--- Begin ---

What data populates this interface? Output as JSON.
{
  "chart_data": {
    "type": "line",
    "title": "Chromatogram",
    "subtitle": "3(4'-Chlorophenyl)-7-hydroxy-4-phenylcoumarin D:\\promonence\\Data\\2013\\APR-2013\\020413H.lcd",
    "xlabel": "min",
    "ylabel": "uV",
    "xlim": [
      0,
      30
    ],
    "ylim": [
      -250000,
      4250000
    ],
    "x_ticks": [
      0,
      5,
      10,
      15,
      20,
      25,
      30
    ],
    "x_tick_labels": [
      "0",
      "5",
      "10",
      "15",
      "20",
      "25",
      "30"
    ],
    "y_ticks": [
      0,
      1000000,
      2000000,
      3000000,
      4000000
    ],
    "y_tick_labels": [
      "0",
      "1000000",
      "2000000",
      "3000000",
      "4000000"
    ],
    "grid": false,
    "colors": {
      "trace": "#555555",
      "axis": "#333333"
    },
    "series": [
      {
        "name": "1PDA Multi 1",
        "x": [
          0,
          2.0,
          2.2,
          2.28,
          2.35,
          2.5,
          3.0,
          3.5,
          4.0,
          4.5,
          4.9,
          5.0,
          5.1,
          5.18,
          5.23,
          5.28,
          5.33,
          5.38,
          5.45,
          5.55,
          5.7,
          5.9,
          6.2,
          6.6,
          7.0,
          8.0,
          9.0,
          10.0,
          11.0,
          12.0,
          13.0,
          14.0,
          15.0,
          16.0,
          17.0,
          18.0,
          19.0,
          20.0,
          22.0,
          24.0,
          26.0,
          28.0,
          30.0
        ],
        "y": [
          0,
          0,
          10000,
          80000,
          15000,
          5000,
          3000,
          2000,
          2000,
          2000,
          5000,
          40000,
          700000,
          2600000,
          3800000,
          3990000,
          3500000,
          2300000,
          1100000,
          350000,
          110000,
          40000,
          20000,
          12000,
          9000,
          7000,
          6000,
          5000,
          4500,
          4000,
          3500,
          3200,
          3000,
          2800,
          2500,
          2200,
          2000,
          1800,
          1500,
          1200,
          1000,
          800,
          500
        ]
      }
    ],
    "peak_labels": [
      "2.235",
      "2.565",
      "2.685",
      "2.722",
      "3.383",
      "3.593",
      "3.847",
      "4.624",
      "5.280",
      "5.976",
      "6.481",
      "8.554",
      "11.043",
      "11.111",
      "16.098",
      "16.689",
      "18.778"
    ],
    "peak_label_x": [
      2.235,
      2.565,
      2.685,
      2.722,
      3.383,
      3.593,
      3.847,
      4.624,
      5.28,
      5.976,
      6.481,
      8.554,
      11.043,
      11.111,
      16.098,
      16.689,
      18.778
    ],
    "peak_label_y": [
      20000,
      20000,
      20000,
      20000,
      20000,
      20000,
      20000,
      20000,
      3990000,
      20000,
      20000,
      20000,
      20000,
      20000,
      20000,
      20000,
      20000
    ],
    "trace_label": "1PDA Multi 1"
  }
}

--- End ---

■ THE PROBLEM: Copy out each line above, character for character.

■ ANSWER BELOW:
What data populates this interface? Output as JSON.
{
  "chart_data": {
    "type": "line",
    "title": "Chromatogram",
    "subtitle": "3(4'-Chlorophenyl)-7-hydroxy-4-phenylcoumarin D:\\promonence\\Data\\2013\\APR-2013\\020413H.lcd",
    "xlabel": "min",
    "ylabel": "uV",
    "xlim": [
      0,
      30
    ],
    "ylim": [
      -250000,
      4250000
    ],
    "x_ticks": [
      0,
      5,
      10,
      15,
      20,
      25,
      30
    ],
    "x_tick_labels": [
      "0",
      "5",
      "10",
      "15",
      "20",
      "25",
      "30"
    ],
    "y_ticks": [
      0,
      1000000,
      2000000,
      3000000,
      4000000
    ],
    "y_tick_labels": [
      "0",
      "1000000",
      "2000000",
      "3000000",
      "4000000"
    ],
    "grid": false,
    "colors": {
      "trace": "#555555",
      "axis": "#333333"
    },
    "series": [
      {
        "name": "1PDA Multi 1",
        "x": [
          0,
          2.0,
          2.2,
          2.28,
          2.35,
          2.5,
          3.0,
          3.5,
          4.0,
          4.5,
          4.9,
          5.0,
          5.1,
          5.18,
          5.23,
          5.28,
          5.33,
          5.38,
          5.45,
          5.55,
          5.7,
          5.9,
          6.2,
          6.6,
          7.0,
          8.0,
          9.0,
          10.0,
          11.0,
          12.0,
          13.0,
          14.0,
          15.0,
          16.0,
          17.0,
          18.0,
          19.0,
          20.0,
          22.0,
          24.0,
          26.0,
          28.0,
          30.0
        ],
        "y": [
          0,
          0,
          10000,
          80000,
          15000,
          5000,
          3000,
          2000,
          2000,
          2000,
          5000,
          40000,
          700000,
          2600000,
          3800000,
          3990000,
          3500000,
          2300000,
          1100000,
          350000,
          110000,
          40000,
          20000,
          12000,
          9000,
          7000,
          6000,
          5000,
          4500,
          4000,
          3500,
          3200,
          3000,
          2800,
          2500,
          2200,
          2000,
          1800,
          1500,
          1200,
          1000,
          800,
          500
        ]
      }
    ],
    "peak_labels": [
      "2.235",
      "2.565",
      "2.685",
      "2.722",
      "3.383",
      "3.593",
      "3.847",
      "4.624",
      "5.280",
      "5.976",
      "6.481",
      "8.554",
      "11.043",
      "11.111",
      "16.098",
      "16.689",
      "18.778"
    ],
    "peak_label_x": [
      2.235,
      2.565,
      2.685,
      2.722,
      3.383,
      3.593,
      3.847,
      4.624,
      5.28,
      5.976,
      6.481,
      8.554,
      11.043,
      11.111,
      16.098,
      16.689,
      18.778
    ],
    "peak_label_y": [
      20000,
      20000,
      20000,
      20000,
      20000,
      20000,
      20000,
      20000,
      3990000,
      20000,
      20000,
      20000,
      20000,
      20000,
      20000,
      20000,
      20000
    ],
    "trace_label": "1PDA Multi 1"
  }
}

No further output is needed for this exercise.